*What you should do*
Below are the records; collect from them each line containing the string "JSON".

*Material to process*

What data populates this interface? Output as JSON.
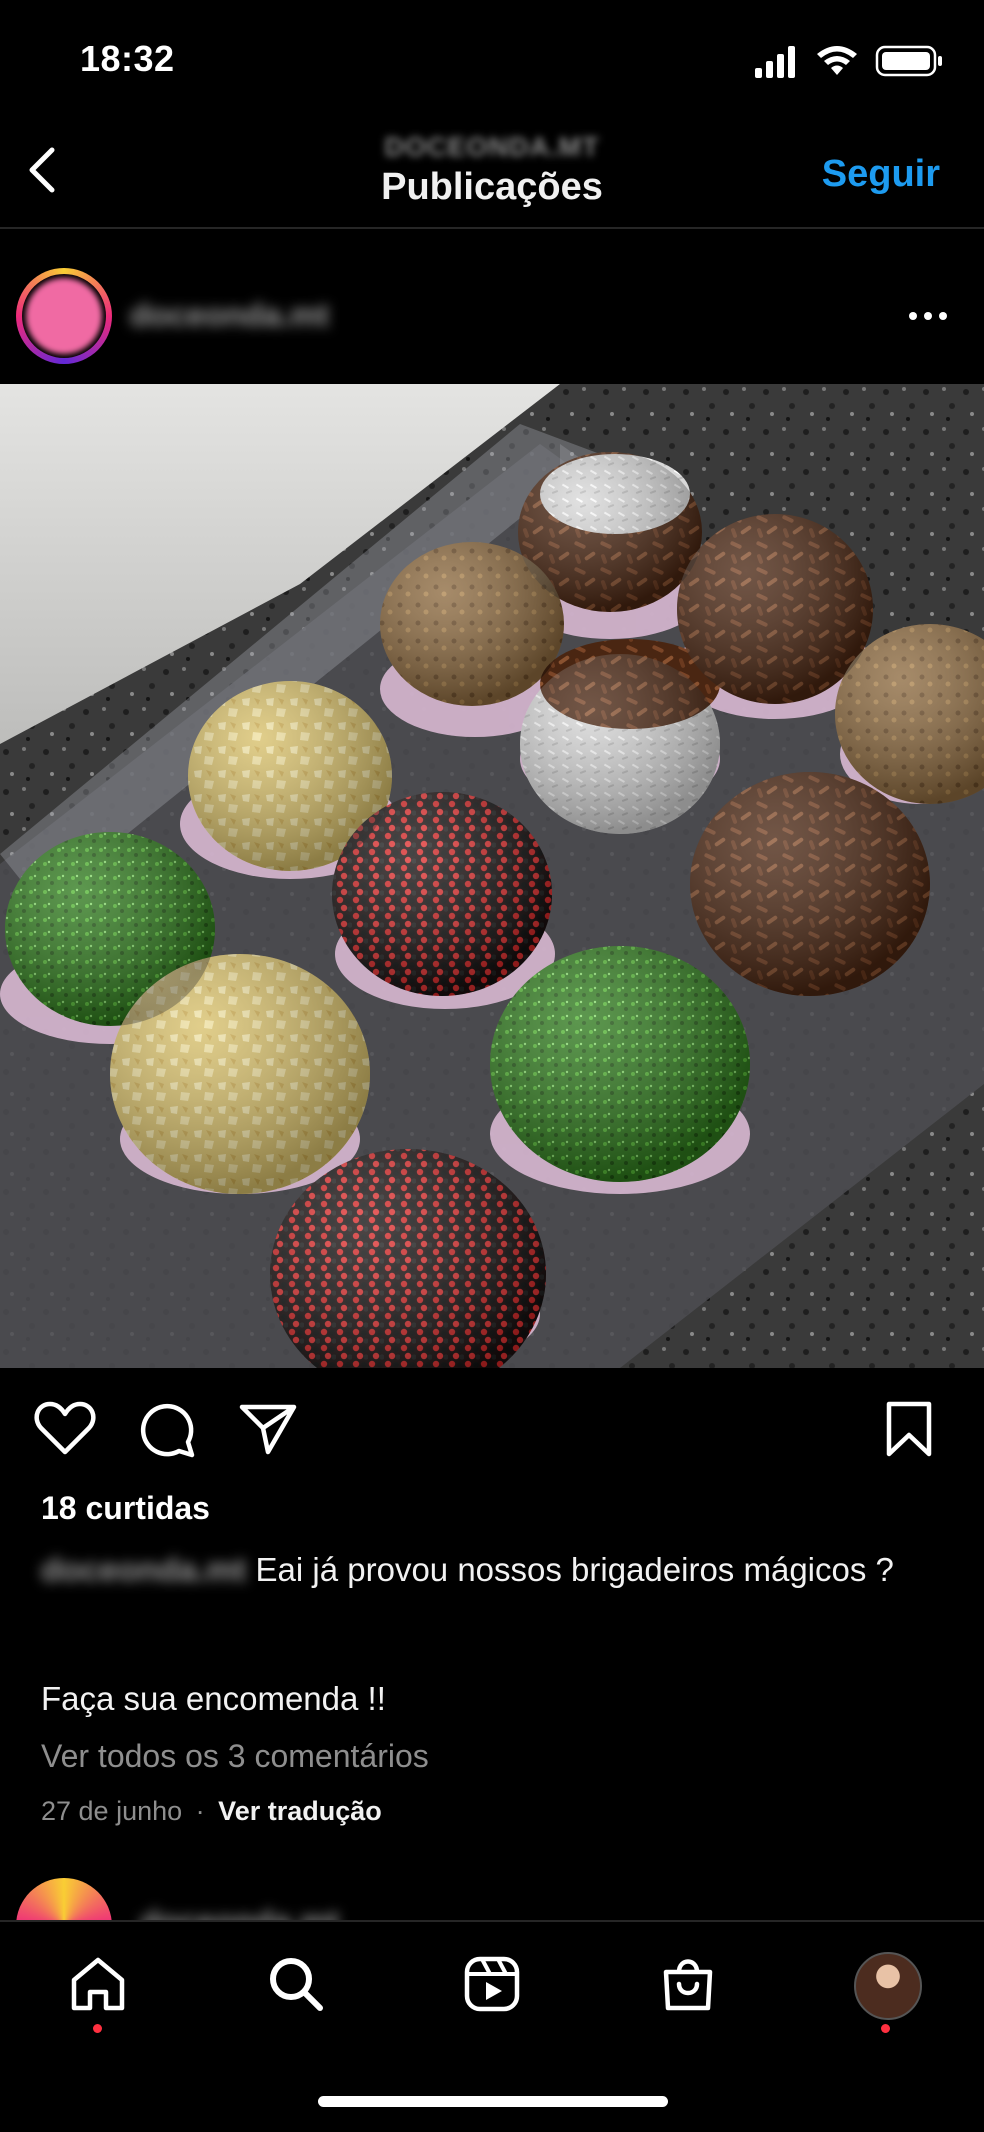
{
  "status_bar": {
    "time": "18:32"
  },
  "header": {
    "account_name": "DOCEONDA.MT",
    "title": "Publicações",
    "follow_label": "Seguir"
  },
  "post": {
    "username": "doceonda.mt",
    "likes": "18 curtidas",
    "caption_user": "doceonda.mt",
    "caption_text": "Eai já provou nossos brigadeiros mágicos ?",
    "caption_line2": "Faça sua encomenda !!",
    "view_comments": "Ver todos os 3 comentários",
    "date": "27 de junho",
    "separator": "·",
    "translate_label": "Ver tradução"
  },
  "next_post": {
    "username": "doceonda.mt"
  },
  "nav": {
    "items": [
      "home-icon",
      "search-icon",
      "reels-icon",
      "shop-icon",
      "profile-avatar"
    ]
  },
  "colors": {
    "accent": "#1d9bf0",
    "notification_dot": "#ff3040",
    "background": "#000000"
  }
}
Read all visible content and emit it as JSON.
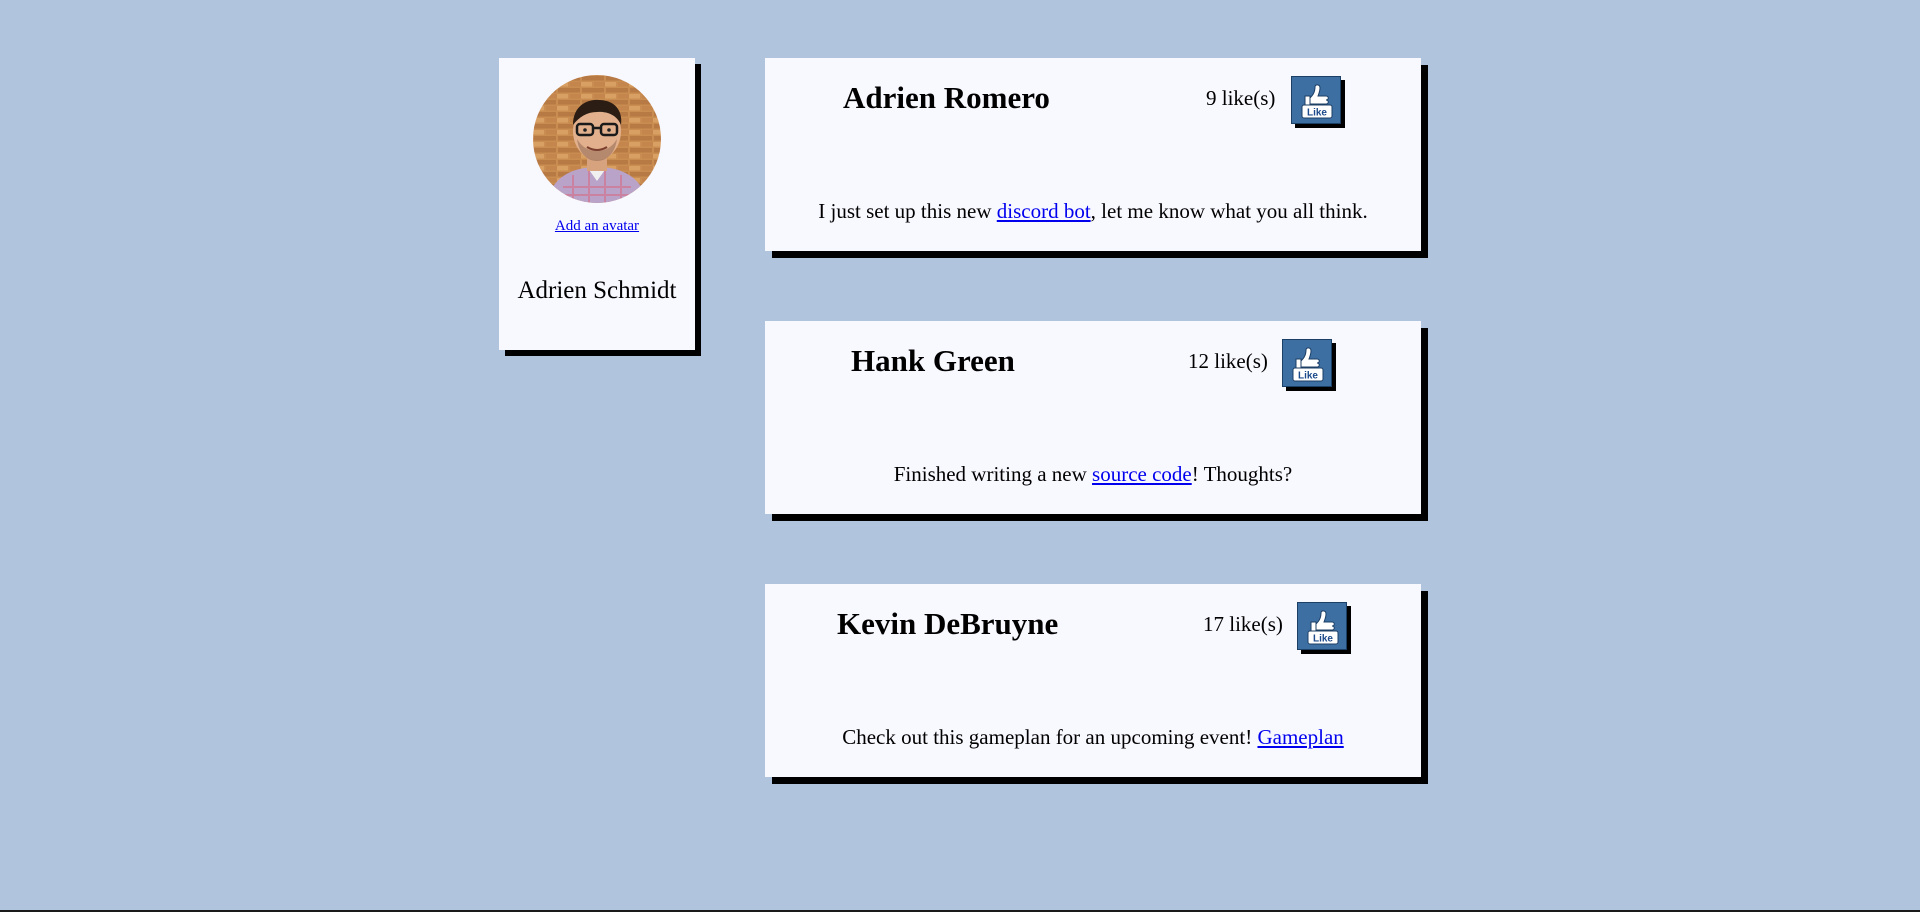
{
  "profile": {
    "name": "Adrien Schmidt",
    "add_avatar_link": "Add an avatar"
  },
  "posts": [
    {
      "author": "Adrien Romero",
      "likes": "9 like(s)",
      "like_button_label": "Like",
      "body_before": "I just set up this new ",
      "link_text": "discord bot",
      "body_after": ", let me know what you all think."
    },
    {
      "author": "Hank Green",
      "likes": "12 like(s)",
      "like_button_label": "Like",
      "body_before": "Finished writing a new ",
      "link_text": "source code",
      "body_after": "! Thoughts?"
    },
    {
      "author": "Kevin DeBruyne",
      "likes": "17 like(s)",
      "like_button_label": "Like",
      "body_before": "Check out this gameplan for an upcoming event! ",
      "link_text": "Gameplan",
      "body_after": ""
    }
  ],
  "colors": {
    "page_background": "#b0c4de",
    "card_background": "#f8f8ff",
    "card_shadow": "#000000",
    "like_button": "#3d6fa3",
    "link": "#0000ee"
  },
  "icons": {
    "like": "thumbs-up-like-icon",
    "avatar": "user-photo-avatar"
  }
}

...

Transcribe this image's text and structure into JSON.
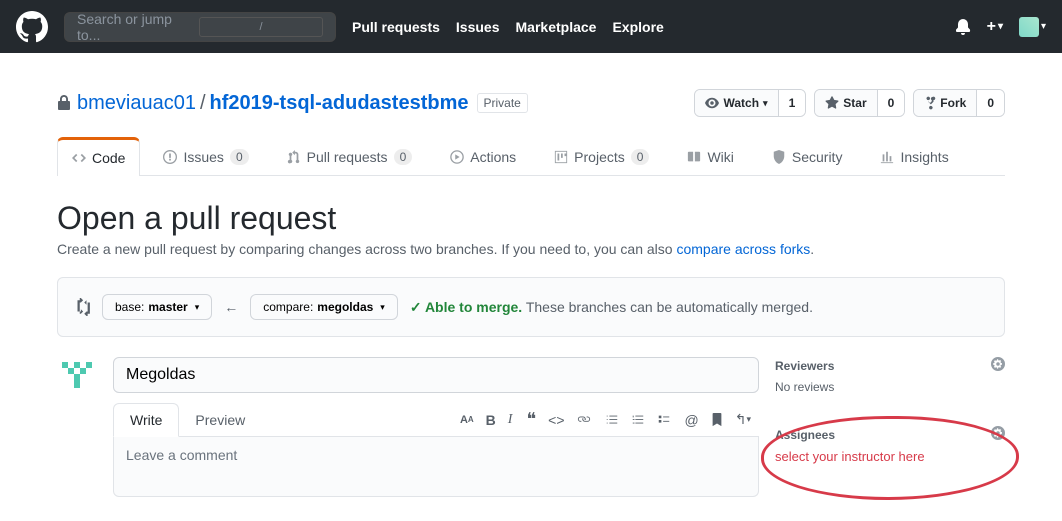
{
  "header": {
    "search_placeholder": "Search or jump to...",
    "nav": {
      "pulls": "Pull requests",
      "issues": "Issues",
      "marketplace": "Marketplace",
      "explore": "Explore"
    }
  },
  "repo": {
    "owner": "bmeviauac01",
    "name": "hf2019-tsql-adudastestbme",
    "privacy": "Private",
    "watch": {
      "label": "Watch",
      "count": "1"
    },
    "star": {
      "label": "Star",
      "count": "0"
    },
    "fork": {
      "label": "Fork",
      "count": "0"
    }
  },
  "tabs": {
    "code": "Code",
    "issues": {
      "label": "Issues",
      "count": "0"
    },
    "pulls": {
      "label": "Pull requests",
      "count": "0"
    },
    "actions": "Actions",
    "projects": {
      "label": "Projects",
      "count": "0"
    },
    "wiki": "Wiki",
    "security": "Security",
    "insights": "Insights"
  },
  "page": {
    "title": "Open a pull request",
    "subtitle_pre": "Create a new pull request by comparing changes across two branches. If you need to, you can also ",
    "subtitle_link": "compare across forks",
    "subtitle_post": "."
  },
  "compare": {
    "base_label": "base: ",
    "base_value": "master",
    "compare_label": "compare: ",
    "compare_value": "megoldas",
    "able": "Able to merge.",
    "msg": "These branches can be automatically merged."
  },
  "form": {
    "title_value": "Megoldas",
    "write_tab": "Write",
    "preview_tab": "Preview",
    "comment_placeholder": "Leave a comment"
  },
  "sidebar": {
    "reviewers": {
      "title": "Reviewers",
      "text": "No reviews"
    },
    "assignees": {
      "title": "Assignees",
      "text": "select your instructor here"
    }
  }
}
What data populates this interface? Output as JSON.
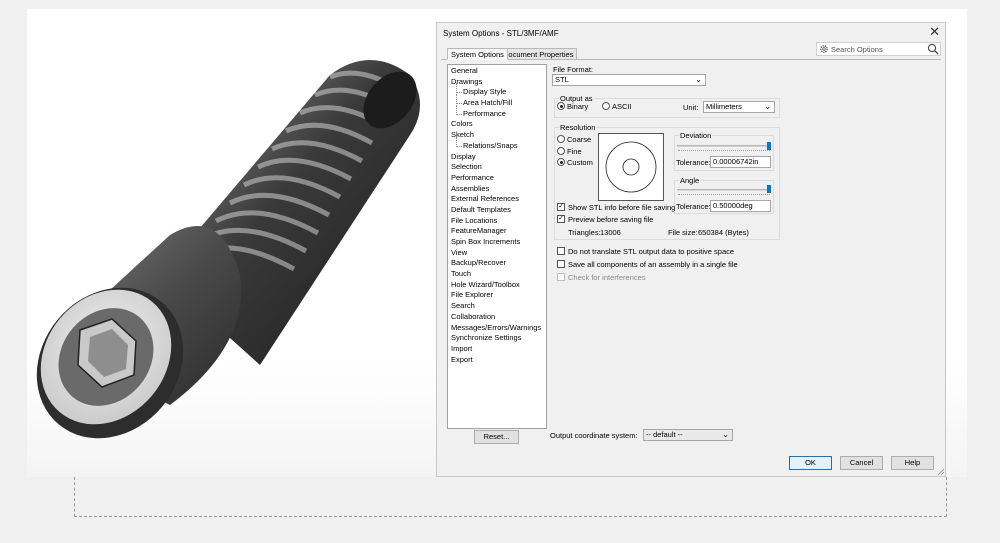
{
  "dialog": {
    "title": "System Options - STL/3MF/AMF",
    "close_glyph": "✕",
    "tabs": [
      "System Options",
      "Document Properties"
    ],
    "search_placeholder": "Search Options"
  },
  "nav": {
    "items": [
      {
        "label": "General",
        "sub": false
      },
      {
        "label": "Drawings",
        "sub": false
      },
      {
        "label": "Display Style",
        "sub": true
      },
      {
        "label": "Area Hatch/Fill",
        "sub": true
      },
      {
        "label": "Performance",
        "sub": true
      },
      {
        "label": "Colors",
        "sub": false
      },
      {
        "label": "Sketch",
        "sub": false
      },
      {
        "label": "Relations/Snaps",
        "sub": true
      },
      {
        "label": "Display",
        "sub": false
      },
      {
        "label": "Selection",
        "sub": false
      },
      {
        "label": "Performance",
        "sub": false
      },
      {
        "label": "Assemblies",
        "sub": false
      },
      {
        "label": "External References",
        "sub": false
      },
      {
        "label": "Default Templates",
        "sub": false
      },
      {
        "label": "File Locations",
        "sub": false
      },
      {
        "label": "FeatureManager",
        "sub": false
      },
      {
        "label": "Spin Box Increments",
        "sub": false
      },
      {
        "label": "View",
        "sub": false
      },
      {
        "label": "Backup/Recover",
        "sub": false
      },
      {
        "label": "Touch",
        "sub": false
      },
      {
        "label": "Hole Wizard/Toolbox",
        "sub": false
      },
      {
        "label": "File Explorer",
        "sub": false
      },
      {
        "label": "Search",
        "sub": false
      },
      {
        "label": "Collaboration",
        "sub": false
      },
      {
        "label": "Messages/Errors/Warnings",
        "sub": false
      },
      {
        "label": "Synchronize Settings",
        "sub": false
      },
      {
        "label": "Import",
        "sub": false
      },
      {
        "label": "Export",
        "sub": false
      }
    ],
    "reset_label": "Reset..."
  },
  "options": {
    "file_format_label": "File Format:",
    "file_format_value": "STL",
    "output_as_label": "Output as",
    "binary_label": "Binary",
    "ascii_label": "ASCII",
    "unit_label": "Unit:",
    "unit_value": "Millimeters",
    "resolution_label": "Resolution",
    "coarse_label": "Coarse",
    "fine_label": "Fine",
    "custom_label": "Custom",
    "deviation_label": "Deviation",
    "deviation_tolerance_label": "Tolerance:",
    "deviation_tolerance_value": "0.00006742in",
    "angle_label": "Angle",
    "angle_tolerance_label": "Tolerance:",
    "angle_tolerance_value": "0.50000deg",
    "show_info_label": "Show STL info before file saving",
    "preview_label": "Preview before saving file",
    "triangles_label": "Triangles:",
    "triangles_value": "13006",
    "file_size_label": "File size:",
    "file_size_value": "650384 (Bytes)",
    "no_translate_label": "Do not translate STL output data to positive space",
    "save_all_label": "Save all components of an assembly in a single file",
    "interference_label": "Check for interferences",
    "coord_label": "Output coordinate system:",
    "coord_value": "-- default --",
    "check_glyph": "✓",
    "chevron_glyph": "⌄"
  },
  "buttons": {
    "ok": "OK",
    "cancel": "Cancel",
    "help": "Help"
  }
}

*Reply to the task*
What data populates this interface? Output as JSON.
Read all visible content and emit it as JSON.
Transcribe this image's text and structure into JSON.
What data populates this interface? Output as JSON.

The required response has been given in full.